** Problem statement **
Using the entries below, copy out all lines where "Altären" is found.

------------------------------------

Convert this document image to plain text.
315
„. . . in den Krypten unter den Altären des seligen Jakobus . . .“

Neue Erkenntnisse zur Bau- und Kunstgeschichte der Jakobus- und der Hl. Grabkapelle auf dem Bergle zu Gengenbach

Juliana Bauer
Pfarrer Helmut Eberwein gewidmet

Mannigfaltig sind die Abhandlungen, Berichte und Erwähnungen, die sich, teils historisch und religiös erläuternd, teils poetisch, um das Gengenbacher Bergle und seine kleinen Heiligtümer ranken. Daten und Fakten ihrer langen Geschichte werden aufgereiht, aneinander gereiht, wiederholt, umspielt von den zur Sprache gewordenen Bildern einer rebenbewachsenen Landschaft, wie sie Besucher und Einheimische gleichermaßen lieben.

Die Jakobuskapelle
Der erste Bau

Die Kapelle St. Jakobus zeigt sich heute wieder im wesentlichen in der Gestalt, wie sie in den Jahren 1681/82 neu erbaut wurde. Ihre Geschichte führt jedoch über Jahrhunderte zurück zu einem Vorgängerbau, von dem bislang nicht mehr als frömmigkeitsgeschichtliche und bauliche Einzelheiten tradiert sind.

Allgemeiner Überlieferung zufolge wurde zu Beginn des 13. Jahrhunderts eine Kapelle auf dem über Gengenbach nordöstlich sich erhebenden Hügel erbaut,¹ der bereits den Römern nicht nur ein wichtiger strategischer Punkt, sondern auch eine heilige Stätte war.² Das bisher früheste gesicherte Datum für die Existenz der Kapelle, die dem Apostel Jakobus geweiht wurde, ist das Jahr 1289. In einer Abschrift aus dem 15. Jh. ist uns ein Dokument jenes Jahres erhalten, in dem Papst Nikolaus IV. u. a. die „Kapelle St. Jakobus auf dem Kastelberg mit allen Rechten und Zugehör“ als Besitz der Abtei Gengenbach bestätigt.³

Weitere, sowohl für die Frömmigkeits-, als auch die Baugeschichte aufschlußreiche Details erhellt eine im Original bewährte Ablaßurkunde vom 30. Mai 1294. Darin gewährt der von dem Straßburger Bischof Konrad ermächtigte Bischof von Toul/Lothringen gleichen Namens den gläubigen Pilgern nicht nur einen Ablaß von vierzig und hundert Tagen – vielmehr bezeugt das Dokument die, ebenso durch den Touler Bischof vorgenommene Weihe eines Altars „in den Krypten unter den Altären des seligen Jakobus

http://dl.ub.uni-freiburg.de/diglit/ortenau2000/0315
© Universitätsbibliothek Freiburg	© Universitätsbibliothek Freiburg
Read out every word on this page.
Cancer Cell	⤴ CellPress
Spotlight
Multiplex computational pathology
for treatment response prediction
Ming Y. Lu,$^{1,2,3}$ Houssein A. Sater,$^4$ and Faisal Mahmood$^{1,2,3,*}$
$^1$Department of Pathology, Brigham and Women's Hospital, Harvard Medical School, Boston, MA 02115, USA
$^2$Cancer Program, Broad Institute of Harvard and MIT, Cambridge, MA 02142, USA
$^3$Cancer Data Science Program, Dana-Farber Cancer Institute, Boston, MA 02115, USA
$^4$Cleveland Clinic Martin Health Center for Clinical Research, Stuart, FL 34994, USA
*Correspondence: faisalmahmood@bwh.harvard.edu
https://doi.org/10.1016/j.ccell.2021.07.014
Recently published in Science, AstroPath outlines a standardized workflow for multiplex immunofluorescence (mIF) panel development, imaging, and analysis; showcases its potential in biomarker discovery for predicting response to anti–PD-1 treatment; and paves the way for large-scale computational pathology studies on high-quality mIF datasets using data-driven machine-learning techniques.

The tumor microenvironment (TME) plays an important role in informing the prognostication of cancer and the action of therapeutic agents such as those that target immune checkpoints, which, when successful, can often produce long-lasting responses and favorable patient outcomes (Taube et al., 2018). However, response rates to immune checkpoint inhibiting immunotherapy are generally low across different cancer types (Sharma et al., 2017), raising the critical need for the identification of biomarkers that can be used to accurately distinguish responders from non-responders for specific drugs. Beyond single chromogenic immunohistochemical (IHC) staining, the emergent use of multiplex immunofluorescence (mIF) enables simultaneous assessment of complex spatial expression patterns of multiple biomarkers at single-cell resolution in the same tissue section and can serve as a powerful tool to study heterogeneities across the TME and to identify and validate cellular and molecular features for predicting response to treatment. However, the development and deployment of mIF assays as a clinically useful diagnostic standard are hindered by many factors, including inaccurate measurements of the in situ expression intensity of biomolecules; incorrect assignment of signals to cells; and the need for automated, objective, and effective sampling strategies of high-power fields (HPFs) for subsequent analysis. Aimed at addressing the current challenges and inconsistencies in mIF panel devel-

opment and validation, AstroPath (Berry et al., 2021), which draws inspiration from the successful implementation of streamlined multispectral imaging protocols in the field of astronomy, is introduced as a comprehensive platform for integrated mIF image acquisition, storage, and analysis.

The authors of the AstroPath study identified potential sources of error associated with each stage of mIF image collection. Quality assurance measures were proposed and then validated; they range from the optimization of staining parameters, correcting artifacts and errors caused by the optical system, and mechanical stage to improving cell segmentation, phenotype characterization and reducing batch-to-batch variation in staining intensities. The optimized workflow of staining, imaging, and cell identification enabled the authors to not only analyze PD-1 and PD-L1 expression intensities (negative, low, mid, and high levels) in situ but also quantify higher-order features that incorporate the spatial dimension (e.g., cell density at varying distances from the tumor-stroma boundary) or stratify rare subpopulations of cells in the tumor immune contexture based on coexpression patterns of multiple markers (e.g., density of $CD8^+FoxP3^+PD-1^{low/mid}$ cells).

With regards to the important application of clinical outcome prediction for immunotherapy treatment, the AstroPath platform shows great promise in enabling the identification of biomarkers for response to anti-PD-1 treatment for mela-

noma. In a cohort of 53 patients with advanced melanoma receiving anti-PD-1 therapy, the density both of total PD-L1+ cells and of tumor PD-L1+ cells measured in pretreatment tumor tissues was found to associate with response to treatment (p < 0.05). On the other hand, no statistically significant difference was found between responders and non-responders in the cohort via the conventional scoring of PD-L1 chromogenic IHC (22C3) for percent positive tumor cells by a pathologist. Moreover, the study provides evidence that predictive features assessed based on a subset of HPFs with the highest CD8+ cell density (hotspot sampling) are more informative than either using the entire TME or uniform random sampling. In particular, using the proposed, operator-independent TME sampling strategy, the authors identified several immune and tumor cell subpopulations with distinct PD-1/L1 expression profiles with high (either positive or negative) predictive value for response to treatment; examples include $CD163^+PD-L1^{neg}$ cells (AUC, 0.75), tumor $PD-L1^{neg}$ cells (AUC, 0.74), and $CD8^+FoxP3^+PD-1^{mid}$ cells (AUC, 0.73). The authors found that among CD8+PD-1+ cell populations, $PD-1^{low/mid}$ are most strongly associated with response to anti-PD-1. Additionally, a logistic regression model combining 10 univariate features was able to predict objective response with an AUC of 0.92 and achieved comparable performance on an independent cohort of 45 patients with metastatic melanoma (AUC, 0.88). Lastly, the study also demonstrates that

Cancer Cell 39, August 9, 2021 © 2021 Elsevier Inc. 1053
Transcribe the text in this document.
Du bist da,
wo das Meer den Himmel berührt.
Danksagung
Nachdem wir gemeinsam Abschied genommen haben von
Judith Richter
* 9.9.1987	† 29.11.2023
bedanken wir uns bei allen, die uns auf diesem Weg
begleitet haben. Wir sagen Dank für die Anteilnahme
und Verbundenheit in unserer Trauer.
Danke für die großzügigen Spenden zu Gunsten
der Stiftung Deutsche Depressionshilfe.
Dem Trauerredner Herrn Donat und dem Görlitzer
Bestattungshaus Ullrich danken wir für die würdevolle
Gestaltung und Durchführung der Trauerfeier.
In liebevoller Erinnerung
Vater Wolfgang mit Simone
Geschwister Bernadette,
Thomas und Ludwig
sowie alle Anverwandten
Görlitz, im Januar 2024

------------------------------------

** Written reply **
„. . . in den Krypten unter den Altären des seligen Jakobus . . .“
Weitere, sowohl für die Frömmigkeits-, als auch die Baugeschichte aufschlußreiche Details erhellt eine im Original bewährte Ablaßurkunde vom 30. Mai 1294. Darin gewährt der von dem Straßburger Bischof Konrad ermächtigte Bischof von Toul/Lothringen gleichen Namens den gläubigen Pilgern nicht nur einen Ablaß von vierzig und hundert Tagen – vielmehr bezeugt das Dokument die, ebenso durch den Touler Bischof vorgenommene Weihe eines Altars „in den Krypten unter den Altären des seligen Jakobus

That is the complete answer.